____ Data shown
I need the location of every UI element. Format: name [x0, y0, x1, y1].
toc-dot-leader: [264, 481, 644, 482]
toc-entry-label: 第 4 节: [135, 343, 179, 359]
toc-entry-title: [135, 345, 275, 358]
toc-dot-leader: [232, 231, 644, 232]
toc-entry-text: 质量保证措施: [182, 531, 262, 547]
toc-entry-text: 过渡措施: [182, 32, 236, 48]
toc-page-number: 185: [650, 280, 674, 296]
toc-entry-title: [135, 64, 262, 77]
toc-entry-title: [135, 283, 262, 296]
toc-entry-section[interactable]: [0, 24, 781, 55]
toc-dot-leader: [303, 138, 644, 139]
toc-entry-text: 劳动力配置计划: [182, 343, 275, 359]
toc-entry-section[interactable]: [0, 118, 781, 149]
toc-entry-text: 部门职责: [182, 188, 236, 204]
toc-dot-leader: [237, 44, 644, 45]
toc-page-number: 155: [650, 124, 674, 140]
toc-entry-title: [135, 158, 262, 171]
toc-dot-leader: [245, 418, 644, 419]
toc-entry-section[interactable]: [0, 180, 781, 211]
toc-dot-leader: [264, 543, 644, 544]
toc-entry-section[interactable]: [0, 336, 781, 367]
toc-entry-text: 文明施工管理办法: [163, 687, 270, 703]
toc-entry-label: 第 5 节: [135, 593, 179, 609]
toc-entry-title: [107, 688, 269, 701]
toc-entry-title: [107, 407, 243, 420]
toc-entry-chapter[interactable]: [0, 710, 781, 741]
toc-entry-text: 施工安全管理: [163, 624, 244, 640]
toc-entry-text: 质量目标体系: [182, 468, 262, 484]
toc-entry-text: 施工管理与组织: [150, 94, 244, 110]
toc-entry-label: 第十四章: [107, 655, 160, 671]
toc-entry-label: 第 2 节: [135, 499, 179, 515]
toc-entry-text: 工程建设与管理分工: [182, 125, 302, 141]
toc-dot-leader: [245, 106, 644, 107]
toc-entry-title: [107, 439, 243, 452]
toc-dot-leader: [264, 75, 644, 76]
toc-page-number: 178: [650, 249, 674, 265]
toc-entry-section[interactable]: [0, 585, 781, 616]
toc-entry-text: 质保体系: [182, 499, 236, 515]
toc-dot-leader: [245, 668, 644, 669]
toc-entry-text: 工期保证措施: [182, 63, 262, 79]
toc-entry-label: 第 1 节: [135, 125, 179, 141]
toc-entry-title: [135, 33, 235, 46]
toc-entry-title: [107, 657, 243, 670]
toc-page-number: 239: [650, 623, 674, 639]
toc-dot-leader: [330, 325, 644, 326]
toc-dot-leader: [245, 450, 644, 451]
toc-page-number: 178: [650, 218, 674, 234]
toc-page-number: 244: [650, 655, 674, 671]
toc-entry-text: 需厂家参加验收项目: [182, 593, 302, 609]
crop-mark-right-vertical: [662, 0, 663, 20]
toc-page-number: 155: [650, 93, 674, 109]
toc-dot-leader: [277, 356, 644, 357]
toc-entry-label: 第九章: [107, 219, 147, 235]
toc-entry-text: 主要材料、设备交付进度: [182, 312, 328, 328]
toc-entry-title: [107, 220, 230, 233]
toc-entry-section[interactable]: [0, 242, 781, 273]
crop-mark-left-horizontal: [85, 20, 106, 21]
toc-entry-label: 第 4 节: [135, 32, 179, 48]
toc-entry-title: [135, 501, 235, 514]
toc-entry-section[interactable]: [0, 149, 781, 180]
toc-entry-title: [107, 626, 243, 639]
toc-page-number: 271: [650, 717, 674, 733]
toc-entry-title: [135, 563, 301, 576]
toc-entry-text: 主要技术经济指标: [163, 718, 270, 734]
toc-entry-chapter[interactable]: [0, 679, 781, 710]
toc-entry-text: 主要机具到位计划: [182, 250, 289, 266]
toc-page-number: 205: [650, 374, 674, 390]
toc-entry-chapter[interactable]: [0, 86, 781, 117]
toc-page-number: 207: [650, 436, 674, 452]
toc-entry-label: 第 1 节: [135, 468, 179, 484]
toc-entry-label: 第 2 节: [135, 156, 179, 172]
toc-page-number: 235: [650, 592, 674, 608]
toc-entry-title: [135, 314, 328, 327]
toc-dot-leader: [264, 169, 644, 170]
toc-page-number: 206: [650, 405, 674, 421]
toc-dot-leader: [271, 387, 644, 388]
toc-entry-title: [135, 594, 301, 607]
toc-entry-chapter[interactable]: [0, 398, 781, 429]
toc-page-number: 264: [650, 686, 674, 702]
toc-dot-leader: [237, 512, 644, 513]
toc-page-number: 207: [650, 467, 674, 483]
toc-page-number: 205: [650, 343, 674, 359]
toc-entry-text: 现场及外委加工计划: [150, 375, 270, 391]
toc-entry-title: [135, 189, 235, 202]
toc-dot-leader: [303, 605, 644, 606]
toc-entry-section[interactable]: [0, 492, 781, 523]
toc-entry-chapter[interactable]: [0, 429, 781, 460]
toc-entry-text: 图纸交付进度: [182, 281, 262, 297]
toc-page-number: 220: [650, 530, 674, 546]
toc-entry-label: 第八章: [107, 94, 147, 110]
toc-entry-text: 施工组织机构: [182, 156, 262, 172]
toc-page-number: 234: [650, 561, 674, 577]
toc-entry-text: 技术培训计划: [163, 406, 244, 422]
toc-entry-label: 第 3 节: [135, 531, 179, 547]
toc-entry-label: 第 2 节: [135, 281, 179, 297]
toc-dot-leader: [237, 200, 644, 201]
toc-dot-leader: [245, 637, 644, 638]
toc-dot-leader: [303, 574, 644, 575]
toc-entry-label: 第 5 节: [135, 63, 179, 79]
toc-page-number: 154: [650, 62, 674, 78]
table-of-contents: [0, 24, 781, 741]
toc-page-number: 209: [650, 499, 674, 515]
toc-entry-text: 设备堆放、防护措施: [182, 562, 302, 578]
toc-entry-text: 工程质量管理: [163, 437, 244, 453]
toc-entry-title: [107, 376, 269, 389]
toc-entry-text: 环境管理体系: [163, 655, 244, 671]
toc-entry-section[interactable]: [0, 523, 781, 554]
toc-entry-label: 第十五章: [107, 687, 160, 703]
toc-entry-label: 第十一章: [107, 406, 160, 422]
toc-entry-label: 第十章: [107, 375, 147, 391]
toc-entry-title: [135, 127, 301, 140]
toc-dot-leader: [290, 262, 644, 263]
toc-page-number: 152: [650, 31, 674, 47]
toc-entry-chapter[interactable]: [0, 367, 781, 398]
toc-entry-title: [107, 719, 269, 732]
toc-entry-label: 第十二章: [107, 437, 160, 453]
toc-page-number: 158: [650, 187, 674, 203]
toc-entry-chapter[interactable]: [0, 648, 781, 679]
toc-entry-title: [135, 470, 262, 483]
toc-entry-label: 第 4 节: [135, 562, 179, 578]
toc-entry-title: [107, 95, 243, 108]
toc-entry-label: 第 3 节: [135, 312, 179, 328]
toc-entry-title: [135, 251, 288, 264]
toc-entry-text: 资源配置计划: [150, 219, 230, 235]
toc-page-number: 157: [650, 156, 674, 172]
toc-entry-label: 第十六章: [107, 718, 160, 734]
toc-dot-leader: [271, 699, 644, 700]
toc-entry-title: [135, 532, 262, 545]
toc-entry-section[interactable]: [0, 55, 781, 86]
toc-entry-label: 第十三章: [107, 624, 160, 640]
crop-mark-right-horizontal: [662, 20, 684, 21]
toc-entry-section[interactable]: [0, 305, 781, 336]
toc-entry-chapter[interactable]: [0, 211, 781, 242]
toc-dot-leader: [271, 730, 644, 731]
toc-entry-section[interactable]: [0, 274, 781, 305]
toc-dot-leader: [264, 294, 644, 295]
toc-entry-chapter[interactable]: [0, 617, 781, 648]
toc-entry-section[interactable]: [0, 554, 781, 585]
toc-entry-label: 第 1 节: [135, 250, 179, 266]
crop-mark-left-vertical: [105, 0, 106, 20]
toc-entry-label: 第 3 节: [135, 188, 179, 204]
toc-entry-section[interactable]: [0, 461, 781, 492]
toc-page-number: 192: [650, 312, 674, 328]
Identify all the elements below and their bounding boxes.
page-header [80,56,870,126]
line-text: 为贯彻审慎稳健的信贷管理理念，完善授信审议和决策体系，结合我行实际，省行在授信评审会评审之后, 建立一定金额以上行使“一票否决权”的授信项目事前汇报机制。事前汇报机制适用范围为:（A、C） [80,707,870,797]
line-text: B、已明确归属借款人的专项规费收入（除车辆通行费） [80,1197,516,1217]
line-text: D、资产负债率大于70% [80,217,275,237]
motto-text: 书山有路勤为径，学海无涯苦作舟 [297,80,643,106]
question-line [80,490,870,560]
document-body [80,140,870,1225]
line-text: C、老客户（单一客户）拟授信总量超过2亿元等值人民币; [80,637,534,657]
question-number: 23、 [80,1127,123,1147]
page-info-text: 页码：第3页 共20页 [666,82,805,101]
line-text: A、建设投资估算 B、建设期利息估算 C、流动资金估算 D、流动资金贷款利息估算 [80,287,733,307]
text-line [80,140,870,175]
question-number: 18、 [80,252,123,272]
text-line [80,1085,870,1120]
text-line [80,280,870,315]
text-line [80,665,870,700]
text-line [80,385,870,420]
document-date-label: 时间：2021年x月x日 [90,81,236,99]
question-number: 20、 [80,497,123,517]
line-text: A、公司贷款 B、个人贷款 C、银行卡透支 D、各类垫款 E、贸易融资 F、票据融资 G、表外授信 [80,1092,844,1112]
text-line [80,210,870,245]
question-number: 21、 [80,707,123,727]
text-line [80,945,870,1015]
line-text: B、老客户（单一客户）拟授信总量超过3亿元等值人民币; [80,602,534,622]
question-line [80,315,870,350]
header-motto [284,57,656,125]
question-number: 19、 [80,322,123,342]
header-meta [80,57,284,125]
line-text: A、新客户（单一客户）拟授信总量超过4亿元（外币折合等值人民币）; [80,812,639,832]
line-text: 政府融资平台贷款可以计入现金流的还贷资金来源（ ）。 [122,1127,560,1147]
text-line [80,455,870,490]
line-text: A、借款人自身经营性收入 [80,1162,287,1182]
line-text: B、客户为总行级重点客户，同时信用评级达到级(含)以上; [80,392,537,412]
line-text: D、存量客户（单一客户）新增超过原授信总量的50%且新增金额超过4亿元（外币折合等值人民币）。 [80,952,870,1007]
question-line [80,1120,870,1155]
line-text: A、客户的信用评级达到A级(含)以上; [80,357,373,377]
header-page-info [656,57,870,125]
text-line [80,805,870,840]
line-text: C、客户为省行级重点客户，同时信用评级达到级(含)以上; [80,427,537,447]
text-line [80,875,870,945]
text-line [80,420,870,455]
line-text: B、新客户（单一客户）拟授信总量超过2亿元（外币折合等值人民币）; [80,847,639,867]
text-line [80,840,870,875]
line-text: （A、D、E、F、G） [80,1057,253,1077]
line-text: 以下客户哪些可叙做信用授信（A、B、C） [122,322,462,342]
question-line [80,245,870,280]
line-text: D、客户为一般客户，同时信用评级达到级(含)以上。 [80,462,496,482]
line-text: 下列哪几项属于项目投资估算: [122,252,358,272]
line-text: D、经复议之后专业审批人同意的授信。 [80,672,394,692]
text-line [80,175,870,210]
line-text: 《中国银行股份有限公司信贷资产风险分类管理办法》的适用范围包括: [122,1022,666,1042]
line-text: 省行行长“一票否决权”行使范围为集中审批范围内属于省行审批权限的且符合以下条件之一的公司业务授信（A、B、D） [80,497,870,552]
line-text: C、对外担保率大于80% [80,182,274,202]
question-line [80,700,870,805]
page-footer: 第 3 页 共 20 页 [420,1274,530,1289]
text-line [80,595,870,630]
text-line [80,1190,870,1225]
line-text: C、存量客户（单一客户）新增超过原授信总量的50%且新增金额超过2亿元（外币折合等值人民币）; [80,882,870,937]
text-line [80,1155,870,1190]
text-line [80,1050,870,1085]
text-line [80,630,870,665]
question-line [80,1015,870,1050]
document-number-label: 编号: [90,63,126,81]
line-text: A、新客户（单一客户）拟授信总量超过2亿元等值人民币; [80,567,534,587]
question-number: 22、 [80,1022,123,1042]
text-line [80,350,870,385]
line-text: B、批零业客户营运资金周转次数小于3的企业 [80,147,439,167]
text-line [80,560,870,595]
________
● **Written problem**:
Turn the listing, from its first line through the line that contains "toc-entry-text: 质量保证措施: [182, 531, 262, 547]", inclusive, into a Markdown table with the columns Row and Line, leaving out blank lines.

● **Written answer**:
| Row | Line |
|---|---|
| 1 | I need the location of every UI element. Format: name [x0, y0, x1, y1]. |
| 2 | toc-dot-leader: [264, 481, 644, 482] |
| 3 | toc-entry-label: 第 4 节: [135, 343, 179, 359] |
| 4 | toc-entry-title: [135, 345, 275, 358] |
| 5 | toc-dot-leader: [232, 231, 644, 232] |
| 6 | toc-entry-text: 质量保证措施: [182, 531, 262, 547] |